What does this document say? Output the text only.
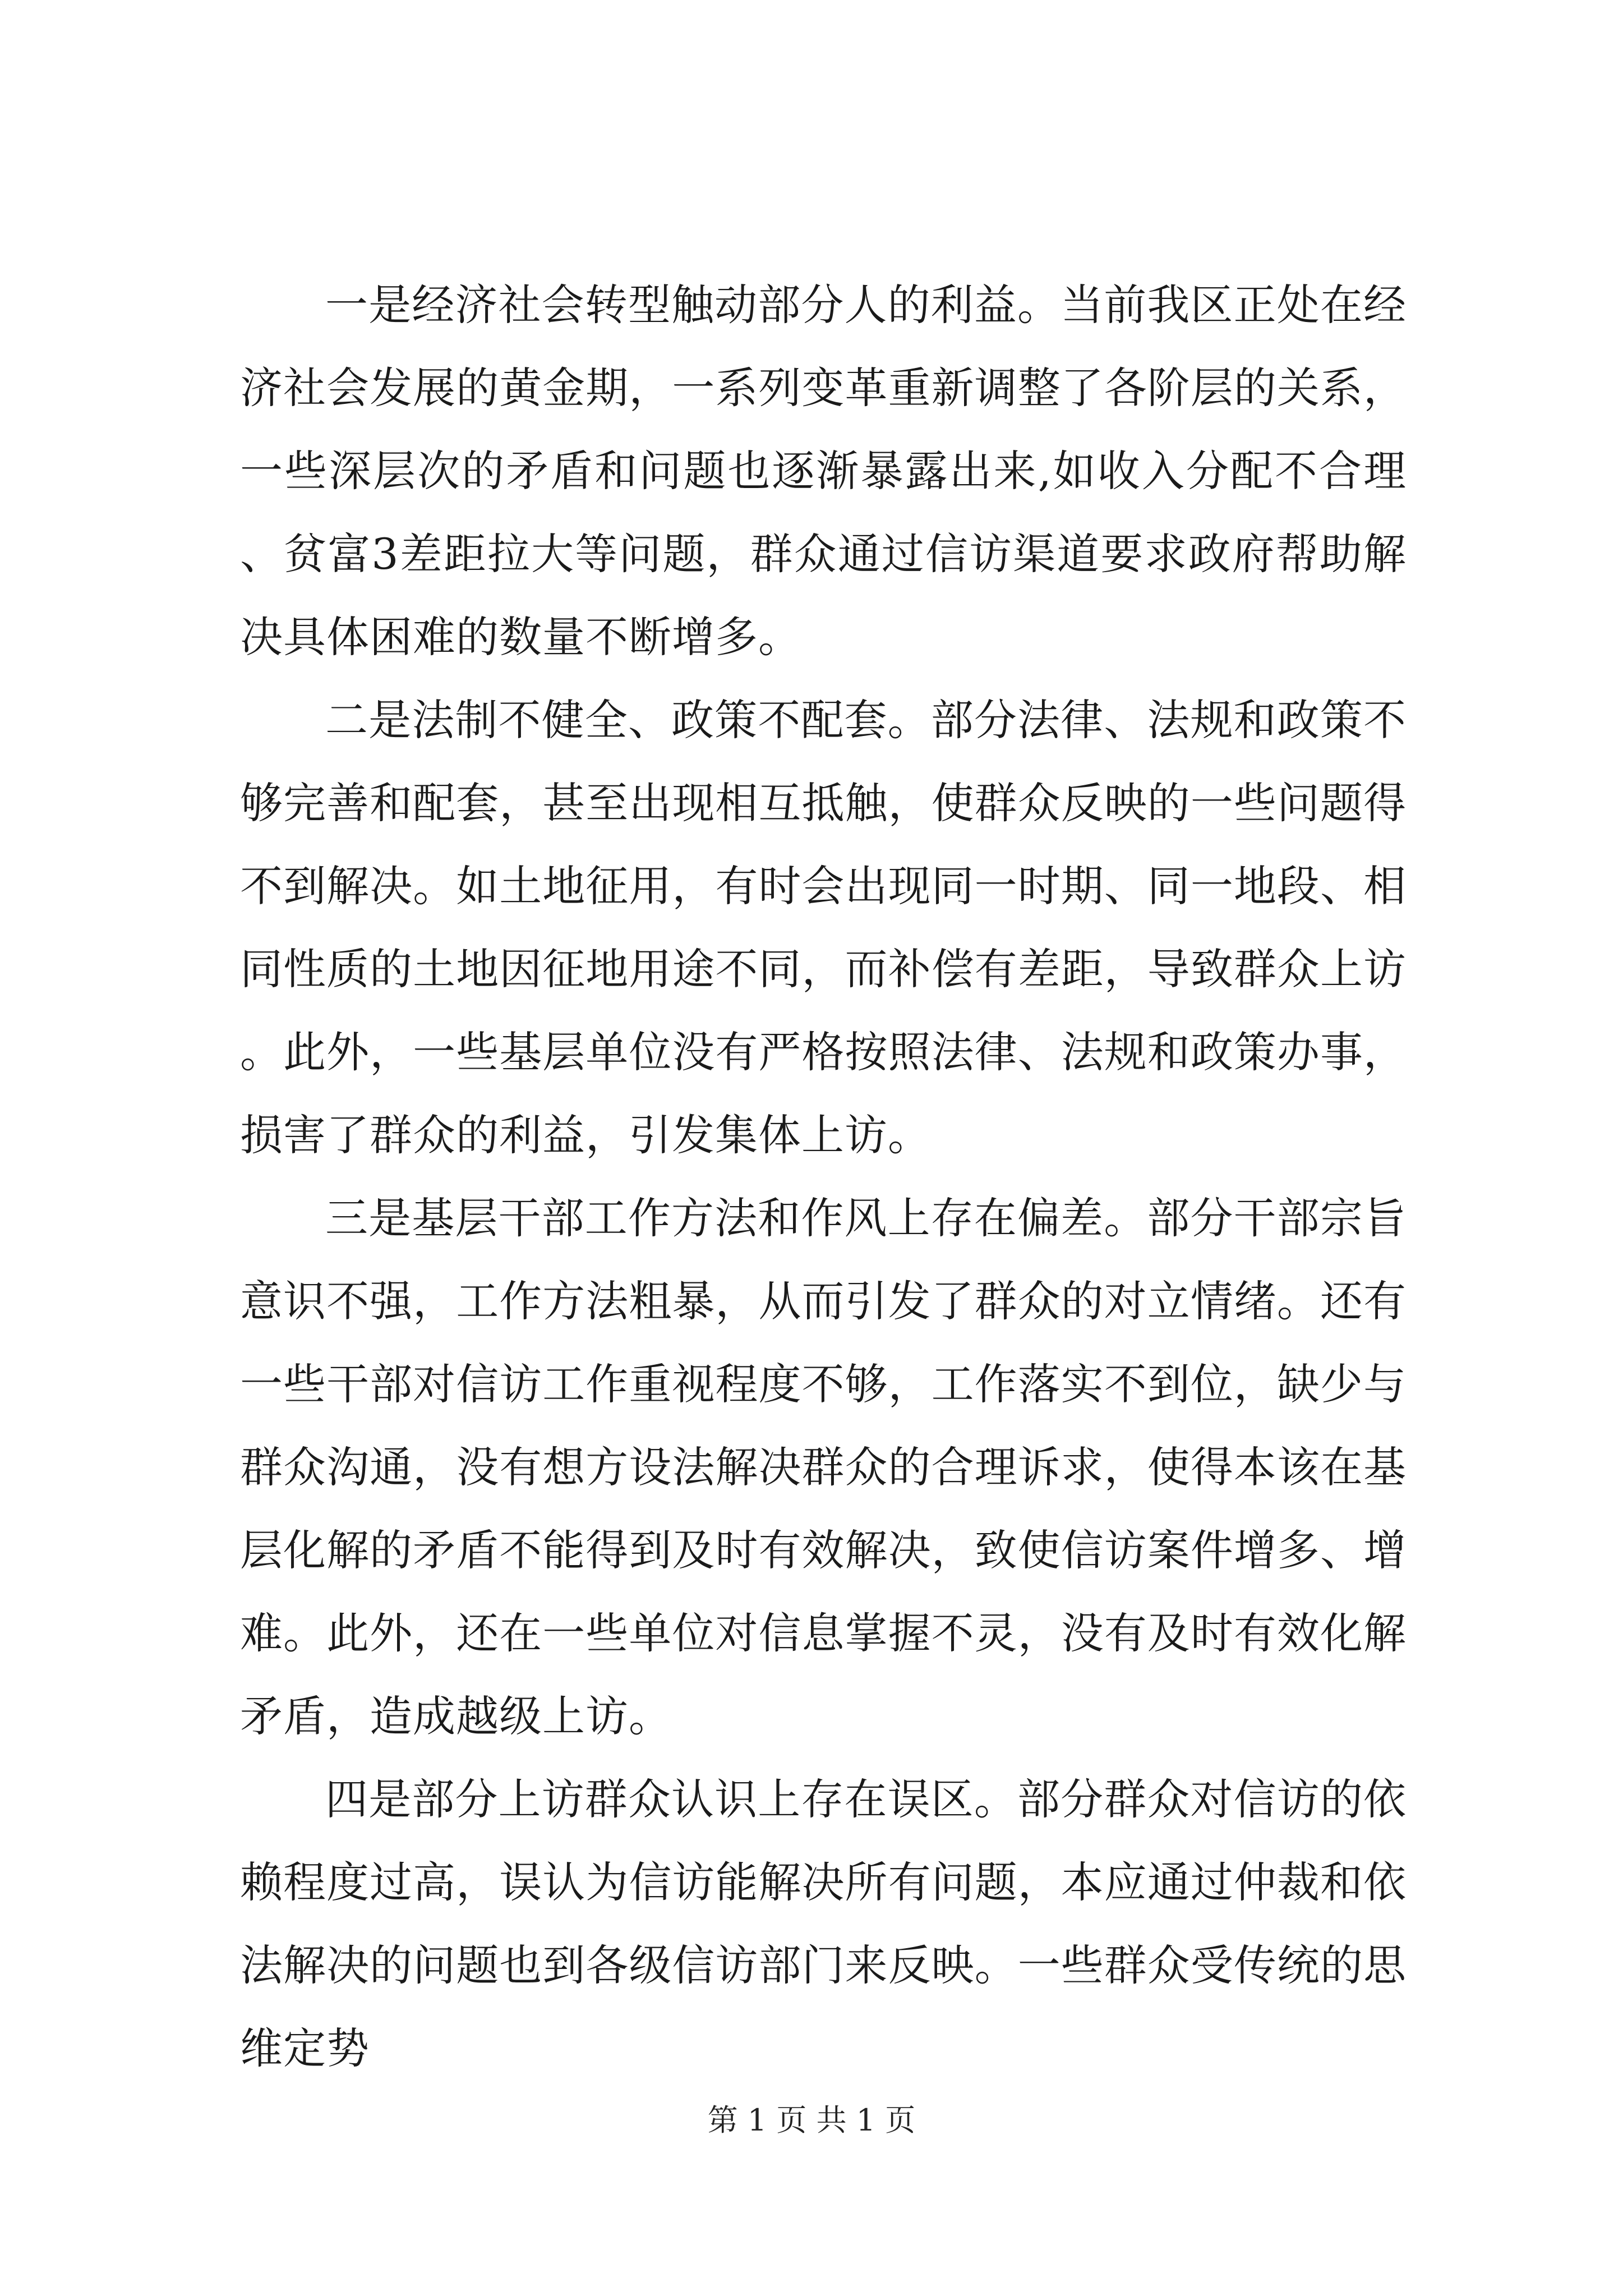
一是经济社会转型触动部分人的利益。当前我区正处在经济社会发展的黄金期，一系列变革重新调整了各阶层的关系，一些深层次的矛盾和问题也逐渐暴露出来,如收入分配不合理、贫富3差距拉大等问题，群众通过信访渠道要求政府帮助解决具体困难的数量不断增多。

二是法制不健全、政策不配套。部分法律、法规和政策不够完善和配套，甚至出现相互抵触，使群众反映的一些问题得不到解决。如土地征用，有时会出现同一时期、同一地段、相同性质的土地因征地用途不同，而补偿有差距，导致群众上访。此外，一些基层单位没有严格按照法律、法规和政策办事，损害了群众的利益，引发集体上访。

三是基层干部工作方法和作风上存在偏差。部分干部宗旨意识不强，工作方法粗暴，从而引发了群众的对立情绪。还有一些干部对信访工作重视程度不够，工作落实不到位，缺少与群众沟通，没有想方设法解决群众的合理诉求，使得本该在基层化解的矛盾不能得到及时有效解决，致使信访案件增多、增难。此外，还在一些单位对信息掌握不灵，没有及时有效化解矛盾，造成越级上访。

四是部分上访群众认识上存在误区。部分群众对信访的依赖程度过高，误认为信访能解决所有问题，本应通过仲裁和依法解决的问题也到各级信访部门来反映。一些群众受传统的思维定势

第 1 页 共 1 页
☆ ☆ ☆ ☆ ☆ ☆ ☆
Task description:
Make an exact copy of all the material, but keep the pictures out of it.

The reply:
What does this document say? Output the text only.
一是经济社会转型触动部分人的利益。当前我区正处在经济社会发展的黄金期，一系列变革重新调整了各阶层的关系，一些深层次的矛盾和问题也逐渐暴露出来,如收入分配不合理、贫富3差距拉大等问题，群众通过信访渠道要求政府帮助解决具体困难的数量不断增多。

二是法制不健全、政策不配套。部分法律、法规和政策不够完善和配套，甚至出现相互抵触，使群众反映的一些问题得不到解决。如土地征用，有时会出现同一时期、同一地段、相同性质的土地因征地用途不同，而补偿有差距，导致群众上访。此外，一些基层单位没有严格按照法律、法规和政策办事，损害了群众的利益，引发集体上访。

三是基层干部工作方法和作风上存在偏差。部分干部宗旨意识不强，工作方法粗暴，从而引发了群众的对立情绪。还有一些干部对信访工作重视程度不够，工作落实不到位，缺少与群众沟通，没有想方设法解决群众的合理诉求，使得本该在基层化解的矛盾不能得到及时有效解决，致使信访案件增多、增难。此外，还在一些单位对信息掌握不灵，没有及时有效化解矛盾，造成越级上访。

四是部分上访群众认识上存在误区。部分群众对信访的依赖程度过高，误认为信访能解决所有问题，本应通过仲裁和依法解决的问题也到各级信访部门来反映。一些群众受传统的思维定势

第 1 页 共 1 页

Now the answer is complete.